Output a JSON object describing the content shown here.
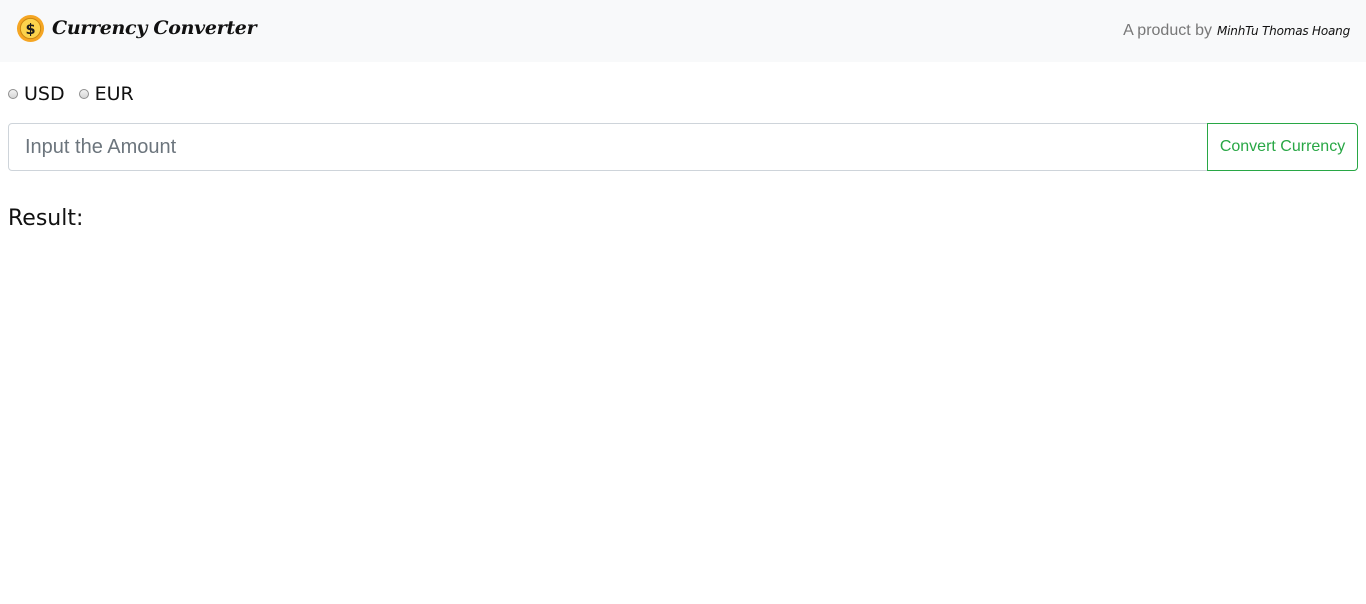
{
  "navbar": {
    "brand_icon": "dollar-coin-icon",
    "brand_title": "Currency Converter",
    "credit_prefix": "A product by",
    "credit_author": "MinhTu Thomas Hoang"
  },
  "currency": {
    "options": [
      {
        "label": "USD",
        "checked": false
      },
      {
        "label": "EUR",
        "checked": false
      }
    ]
  },
  "converter": {
    "amount_value": "",
    "amount_placeholder": "Input the Amount",
    "convert_label": "Convert Currency"
  },
  "result": {
    "heading": "Result:",
    "value": ""
  },
  "colors": {
    "navbar_bg": "#f8f9fa",
    "accent_green": "#28a745",
    "coin_gold": "#f5a623",
    "text_dark": "#111111",
    "muted": "#777777"
  }
}
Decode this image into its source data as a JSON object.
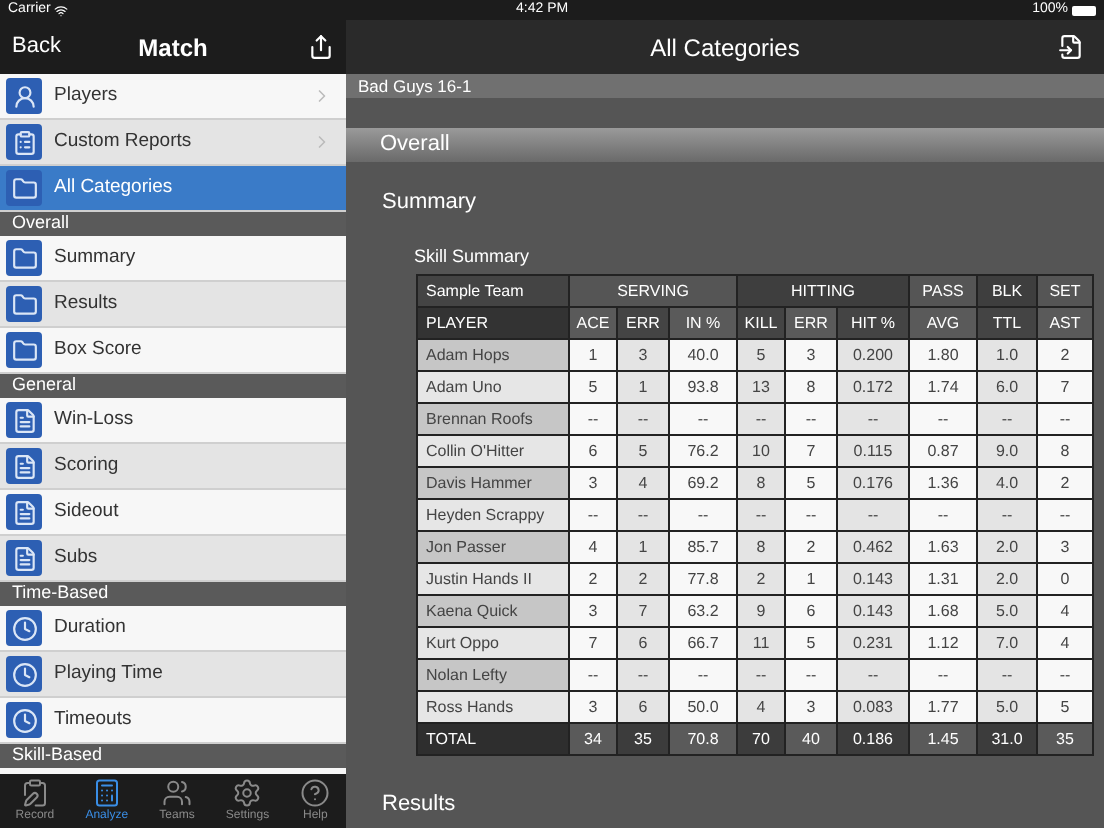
{
  "status_bar": {
    "carrier": "Carrier",
    "time": "4:42 PM",
    "battery": "100%"
  },
  "sidebar": {
    "back": "Back",
    "title": "Match",
    "nav_items": [
      {
        "label": "Players",
        "kind": "player",
        "chevron": true,
        "selected": false
      },
      {
        "label": "Custom Reports",
        "kind": "report",
        "chevron": true,
        "selected": false
      },
      {
        "label": "All Categories",
        "kind": "folder",
        "chevron": false,
        "selected": true
      }
    ],
    "sections": [
      {
        "header": "Overall",
        "items": [
          {
            "label": "Summary",
            "kind": "folder"
          },
          {
            "label": "Results",
            "kind": "folder"
          },
          {
            "label": "Box Score",
            "kind": "folder"
          }
        ]
      },
      {
        "header": "General",
        "items": [
          {
            "label": "Win-Loss",
            "kind": "doc"
          },
          {
            "label": "Scoring",
            "kind": "doc"
          },
          {
            "label": "Sideout",
            "kind": "doc"
          },
          {
            "label": "Subs",
            "kind": "doc"
          }
        ]
      },
      {
        "header": "Time-Based",
        "items": [
          {
            "label": "Duration",
            "kind": "clock"
          },
          {
            "label": "Playing Time",
            "kind": "clock"
          },
          {
            "label": "Timeouts",
            "kind": "clock"
          }
        ]
      },
      {
        "header": "Skill-Based"
      }
    ]
  },
  "tab_bar": [
    {
      "label": "Record",
      "kind": "record",
      "selected": false
    },
    {
      "label": "Analyze",
      "kind": "analyze",
      "selected": true
    },
    {
      "label": "Teams",
      "kind": "teams",
      "selected": false
    },
    {
      "label": "Settings",
      "kind": "settings",
      "selected": false
    },
    {
      "label": "Help",
      "kind": "help",
      "selected": false
    }
  ],
  "main": {
    "title": "All Categories",
    "match": "Bad Guys 16-1",
    "section": "Overall",
    "subsection": "Summary",
    "table_title": "Skill Summary",
    "table": {
      "team": "Sample Team",
      "groups": [
        "SERVING",
        "HITTING",
        "PASS",
        "BLK",
        "SET"
      ],
      "columns": [
        "PLAYER",
        "ACE",
        "ERR",
        "IN %",
        "KILL",
        "ERR",
        "HIT %",
        "AVG",
        "TTL",
        "AST"
      ],
      "rows": [
        [
          "Adam Hops",
          "1",
          "3",
          "40.0",
          "5",
          "3",
          "0.200",
          "1.80",
          "1.0",
          "2"
        ],
        [
          "Adam Uno",
          "5",
          "1",
          "93.8",
          "13",
          "8",
          "0.172",
          "1.74",
          "6.0",
          "7"
        ],
        [
          "Brennan Roofs",
          "--",
          "--",
          "--",
          "--",
          "--",
          "--",
          "--",
          "--",
          "--"
        ],
        [
          "Collin O'Hitter",
          "6",
          "5",
          "76.2",
          "10",
          "7",
          "0.115",
          "0.87",
          "9.0",
          "8"
        ],
        [
          "Davis Hammer",
          "3",
          "4",
          "69.2",
          "8",
          "5",
          "0.176",
          "1.36",
          "4.0",
          "2"
        ],
        [
          "Heyden Scrappy",
          "--",
          "--",
          "--",
          "--",
          "--",
          "--",
          "--",
          "--",
          "--"
        ],
        [
          "Jon Passer",
          "4",
          "1",
          "85.7",
          "8",
          "2",
          "0.462",
          "1.63",
          "2.0",
          "3"
        ],
        [
          "Justin Hands II",
          "2",
          "2",
          "77.8",
          "2",
          "1",
          "0.143",
          "1.31",
          "2.0",
          "0"
        ],
        [
          "Kaena Quick",
          "3",
          "7",
          "63.2",
          "9",
          "6",
          "0.143",
          "1.68",
          "5.0",
          "4"
        ],
        [
          "Kurt Oppo",
          "7",
          "6",
          "66.7",
          "11",
          "5",
          "0.231",
          "1.12",
          "7.0",
          "4"
        ],
        [
          "Nolan Lefty",
          "--",
          "--",
          "--",
          "--",
          "--",
          "--",
          "--",
          "--",
          "--"
        ],
        [
          "Ross Hands",
          "3",
          "6",
          "50.0",
          "4",
          "3",
          "0.083",
          "1.77",
          "5.0",
          "5"
        ]
      ],
      "total": [
        "TOTAL",
        "34",
        "35",
        "70.8",
        "70",
        "40",
        "0.186",
        "1.45",
        "31.0",
        "35"
      ]
    },
    "next_subsection": "Results"
  }
}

────────────────────────────────────────

## Exercise objective
Write out all the records again, exactly, minus any pictures.

## Task result
Output a JSON object describing the content shown here.
{
  "navbar": {
    "brand_icon": "dollar-coin-icon",
    "brand_title": "Currency Converter",
    "credit_prefix": "A product by",
    "credit_author": "MinhTu Thomas Hoang"
  },
  "currency": {
    "options": [
      {
        "label": "USD",
        "checked": false
      },
      {
        "label": "EUR",
        "checked": false
      }
    ]
  },
  "converter": {
    "amount_value": "",
    "amount_placeholder": "Input the Amount",
    "convert_label": "Convert Currency"
  },
  "result": {
    "heading": "Result:",
    "value": ""
  },
  "colors": {
    "navbar_bg": "#f8f9fa",
    "accent_green": "#28a745",
    "coin_gold": "#f5a623",
    "text_dark": "#111111",
    "muted": "#777777"
  }
}
Decode this image into its source data as a JSON object.
{
  "status_bar": {
    "carrier": "Carrier",
    "time": "4:42 PM",
    "battery": "100%"
  },
  "sidebar": {
    "back": "Back",
    "title": "Match",
    "nav_items": [
      {
        "label": "Players",
        "kind": "player",
        "chevron": true,
        "selected": false
      },
      {
        "label": "Custom Reports",
        "kind": "report",
        "chevron": true,
        "selected": false
      },
      {
        "label": "All Categories",
        "kind": "folder",
        "chevron": false,
        "selected": true
      }
    ],
    "sections": [
      {
        "header": "Overall",
        "items": [
          {
            "label": "Summary",
            "kind": "folder"
          },
          {
            "label": "Results",
            "kind": "folder"
          },
          {
            "label": "Box Score",
            "kind": "folder"
          }
        ]
      },
      {
        "header": "General",
        "items": [
          {
            "label": "Win-Loss",
            "kind": "doc"
          },
          {
            "label": "Scoring",
            "kind": "doc"
          },
          {
            "label": "Sideout",
            "kind": "doc"
          },
          {
            "label": "Subs",
            "kind": "doc"
          }
        ]
      },
      {
        "header": "Time-Based",
        "items": [
          {
            "label": "Duration",
            "kind": "clock"
          },
          {
            "label": "Playing Time",
            "kind": "clock"
          },
          {
            "label": "Timeouts",
            "kind": "clock"
          }
        ]
      },
      {
        "header": "Skill-Based"
      }
    ]
  },
  "tab_bar": [
    {
      "label": "Record",
      "kind": "record",
      "selected": false
    },
    {
      "label": "Analyze",
      "kind": "analyze",
      "selected": true
    },
    {
      "label": "Teams",
      "kind": "teams",
      "selected": false
    },
    {
      "label": "Settings",
      "kind": "settings",
      "selected": false
    },
    {
      "label": "Help",
      "kind": "help",
      "selected": false
    }
  ],
  "main": {
    "title": "All Categories",
    "match": "Bad Guys 16-1",
    "section": "Overall",
    "subsection": "Summary",
    "table_title": "Skill Summary",
    "table": {
      "team": "Sample Team",
      "groups": [
        "SERVING",
        "HITTING",
        "PASS",
        "BLK",
        "SET"
      ],
      "columns": [
        "PLAYER",
        "ACE",
        "ERR",
        "IN %",
        "KILL",
        "ERR",
        "HIT %",
        "AVG",
        "TTL",
        "AST"
      ],
      "rows": [
        [
          "Adam Hops",
          "1",
          "3",
          "40.0",
          "5",
          "3",
          "0.200",
          "1.80",
          "1.0",
          "2"
        ],
        [
          "Adam Uno",
          "5",
          "1",
          "93.8",
          "13",
          "8",
          "0.172",
          "1.74",
          "6.0",
          "7"
        ],
        [
          "Brennan Roofs",
          "--",
          "--",
          "--",
          "--",
          "--",
          "--",
          "--",
          "--",
          "--"
        ],
        [
          "Collin O'Hitter",
          "6",
          "5",
          "76.2",
          "10",
          "7",
          "0.115",
          "0.87",
          "9.0",
          "8"
        ],
        [
          "Davis Hammer",
          "3",
          "4",
          "69.2",
          "8",
          "5",
          "0.176",
          "1.36",
          "4.0",
          "2"
        ],
        [
          "Heyden Scrappy",
          "--",
          "--",
          "--",
          "--",
          "--",
          "--",
          "--",
          "--",
          "--"
        ],
        [
          "Jon Passer",
          "4",
          "1",
          "85.7",
          "8",
          "2",
          "0.462",
          "1.63",
          "2.0",
          "3"
        ],
        [
          "Justin Hands II",
          "2",
          "2",
          "77.8",
          "2",
          "1",
          "0.143",
          "1.31",
          "2.0",
          "0"
        ],
        [
          "Kaena Quick",
          "3",
          "7",
          "63.2",
          "9",
          "6",
          "0.143",
          "1.68",
          "5.0",
          "4"
        ],
        [
          "Kurt Oppo",
          "7",
          "6",
          "66.7",
          "11",
          "5",
          "0.231",
          "1.12",
          "7.0",
          "4"
        ],
        [
          "Nolan Lefty",
          "--",
          "--",
          "--",
          "--",
          "--",
          "--",
          "--",
          "--",
          "--"
        ],
        [
          "Ross Hands",
          "3",
          "6",
          "50.0",
          "4",
          "3",
          "0.083",
          "1.77",
          "5.0",
          "5"
        ]
      ],
      "total": [
        "TOTAL",
        "34",
        "35",
        "70.8",
        "70",
        "40",
        "0.186",
        "1.45",
        "31.0",
        "35"
      ]
    },
    "next_subsection": "Results"
  }
}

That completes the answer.